• _What to produce_: List each line in which the string "state" appears.

• _Stored data_:
- - - - -

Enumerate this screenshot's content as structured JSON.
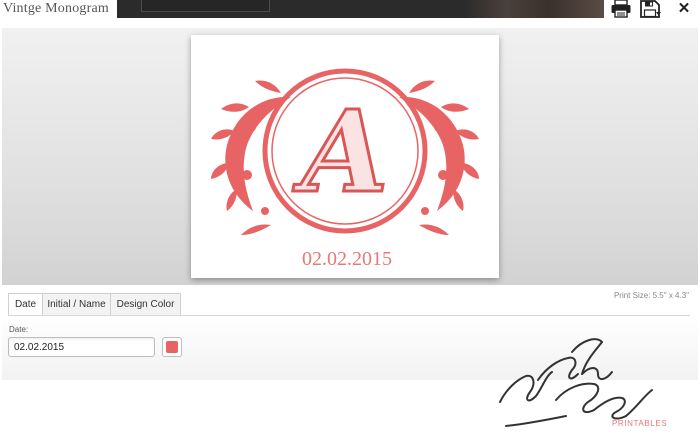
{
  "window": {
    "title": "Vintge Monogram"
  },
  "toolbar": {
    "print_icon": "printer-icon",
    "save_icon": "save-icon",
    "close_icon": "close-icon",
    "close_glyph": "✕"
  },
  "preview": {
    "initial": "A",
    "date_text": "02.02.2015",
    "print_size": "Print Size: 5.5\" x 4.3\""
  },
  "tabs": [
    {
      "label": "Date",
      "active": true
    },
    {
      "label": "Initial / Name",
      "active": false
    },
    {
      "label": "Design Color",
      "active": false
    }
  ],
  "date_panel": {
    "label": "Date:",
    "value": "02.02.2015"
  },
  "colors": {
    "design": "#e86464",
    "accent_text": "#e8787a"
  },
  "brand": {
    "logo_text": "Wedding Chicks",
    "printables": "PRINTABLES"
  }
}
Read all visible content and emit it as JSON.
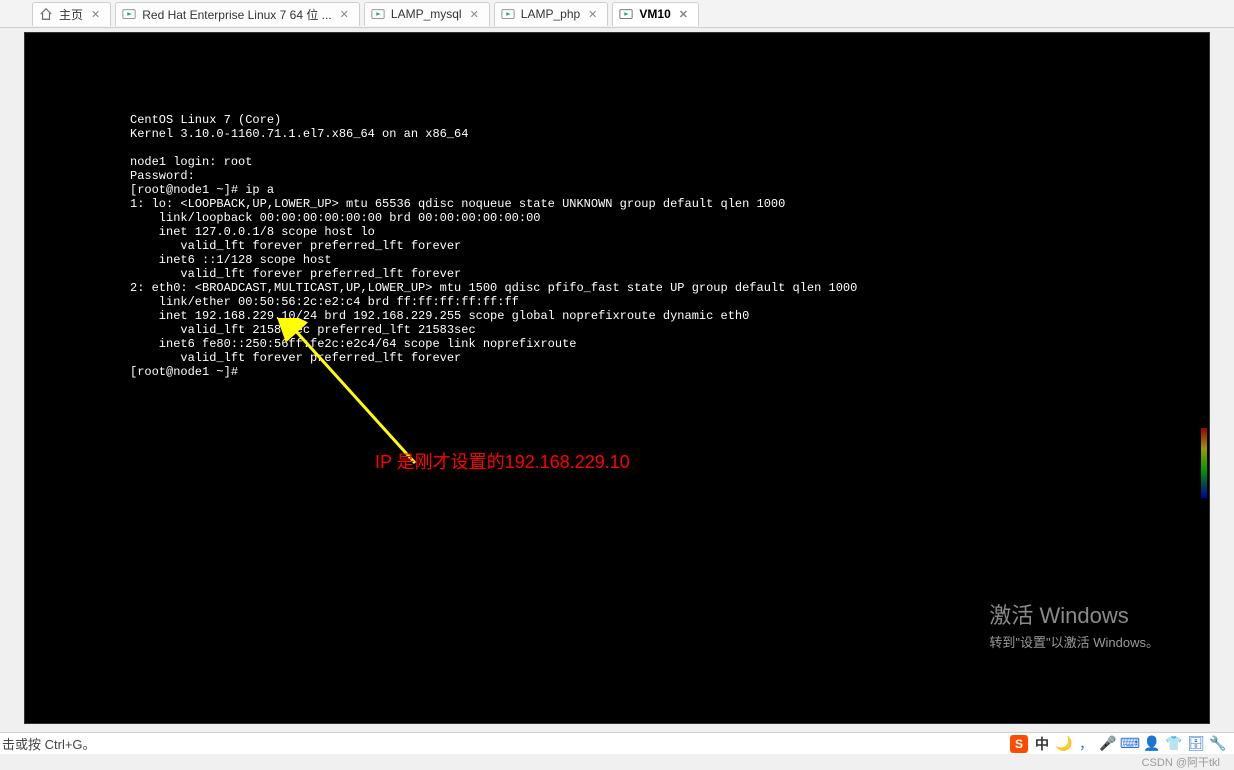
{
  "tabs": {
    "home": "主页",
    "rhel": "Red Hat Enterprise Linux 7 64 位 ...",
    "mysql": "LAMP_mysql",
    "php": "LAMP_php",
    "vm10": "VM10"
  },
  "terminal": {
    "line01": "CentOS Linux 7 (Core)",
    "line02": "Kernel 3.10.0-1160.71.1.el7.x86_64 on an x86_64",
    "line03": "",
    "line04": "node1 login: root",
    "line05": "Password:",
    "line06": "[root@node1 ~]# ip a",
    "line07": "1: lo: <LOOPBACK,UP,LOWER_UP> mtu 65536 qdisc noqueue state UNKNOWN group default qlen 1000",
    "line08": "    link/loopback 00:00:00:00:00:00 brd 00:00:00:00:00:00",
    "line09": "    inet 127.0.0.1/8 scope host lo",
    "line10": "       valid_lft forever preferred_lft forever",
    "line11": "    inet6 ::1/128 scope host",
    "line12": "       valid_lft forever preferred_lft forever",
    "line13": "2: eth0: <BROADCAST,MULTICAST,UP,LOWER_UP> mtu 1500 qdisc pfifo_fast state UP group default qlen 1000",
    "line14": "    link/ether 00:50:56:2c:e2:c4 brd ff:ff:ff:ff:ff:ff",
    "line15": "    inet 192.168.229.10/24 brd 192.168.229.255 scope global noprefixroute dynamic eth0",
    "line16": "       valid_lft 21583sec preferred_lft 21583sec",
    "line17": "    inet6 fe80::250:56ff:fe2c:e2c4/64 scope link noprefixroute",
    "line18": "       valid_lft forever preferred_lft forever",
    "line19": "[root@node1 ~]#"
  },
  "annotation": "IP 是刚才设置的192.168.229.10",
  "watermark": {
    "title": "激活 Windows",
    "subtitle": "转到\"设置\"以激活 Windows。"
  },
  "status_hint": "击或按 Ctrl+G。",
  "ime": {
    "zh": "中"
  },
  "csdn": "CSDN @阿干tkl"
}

- - - - -

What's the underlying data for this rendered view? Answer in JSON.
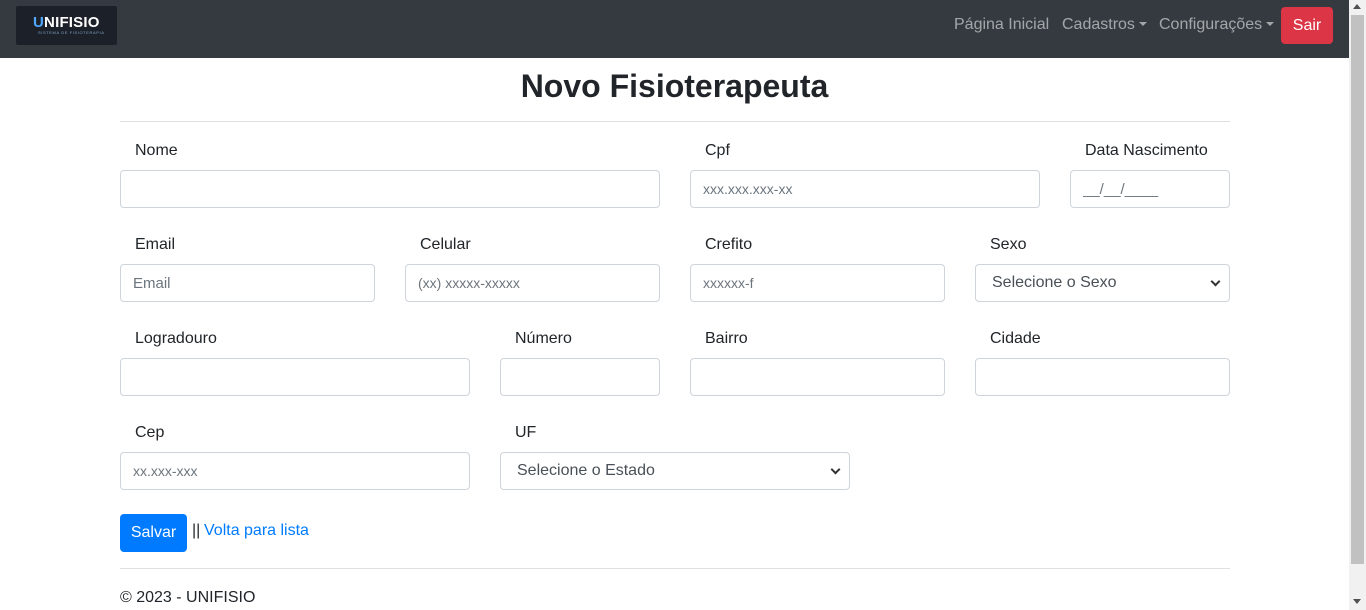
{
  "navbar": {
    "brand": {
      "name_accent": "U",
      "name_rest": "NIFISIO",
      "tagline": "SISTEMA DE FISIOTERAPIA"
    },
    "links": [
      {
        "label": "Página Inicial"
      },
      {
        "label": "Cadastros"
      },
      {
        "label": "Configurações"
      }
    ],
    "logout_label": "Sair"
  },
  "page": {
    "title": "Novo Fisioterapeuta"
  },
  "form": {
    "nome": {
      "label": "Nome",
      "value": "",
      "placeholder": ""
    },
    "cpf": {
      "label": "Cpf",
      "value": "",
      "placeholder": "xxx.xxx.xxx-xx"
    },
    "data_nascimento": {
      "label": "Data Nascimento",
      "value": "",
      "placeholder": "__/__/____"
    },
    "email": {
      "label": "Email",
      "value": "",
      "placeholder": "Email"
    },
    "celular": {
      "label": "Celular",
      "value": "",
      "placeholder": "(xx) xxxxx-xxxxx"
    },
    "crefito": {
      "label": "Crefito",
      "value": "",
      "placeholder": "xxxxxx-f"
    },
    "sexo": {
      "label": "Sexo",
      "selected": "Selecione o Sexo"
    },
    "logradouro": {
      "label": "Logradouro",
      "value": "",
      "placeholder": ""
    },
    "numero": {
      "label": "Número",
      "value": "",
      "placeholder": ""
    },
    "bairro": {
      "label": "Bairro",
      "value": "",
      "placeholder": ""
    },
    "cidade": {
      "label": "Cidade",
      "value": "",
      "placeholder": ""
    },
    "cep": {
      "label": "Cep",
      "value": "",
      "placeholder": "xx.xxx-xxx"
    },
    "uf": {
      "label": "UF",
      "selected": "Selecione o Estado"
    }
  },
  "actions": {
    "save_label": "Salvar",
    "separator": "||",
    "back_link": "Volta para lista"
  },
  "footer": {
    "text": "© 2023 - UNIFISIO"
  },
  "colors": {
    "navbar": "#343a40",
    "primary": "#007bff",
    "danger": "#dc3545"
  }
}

- - - - -

• _Exercise result_:
    "line07": "1: lo: <LOOPBACK,UP,LOWER_UP> mtu 65536 qdisc noqueue state UNKNOWN group default qlen 1000",
    "line13": "2: eth0: <BROADCAST,MULTICAST,UP,LOWER_UP> mtu 1500 qdisc pfifo_fast state UP group default qlen 1000",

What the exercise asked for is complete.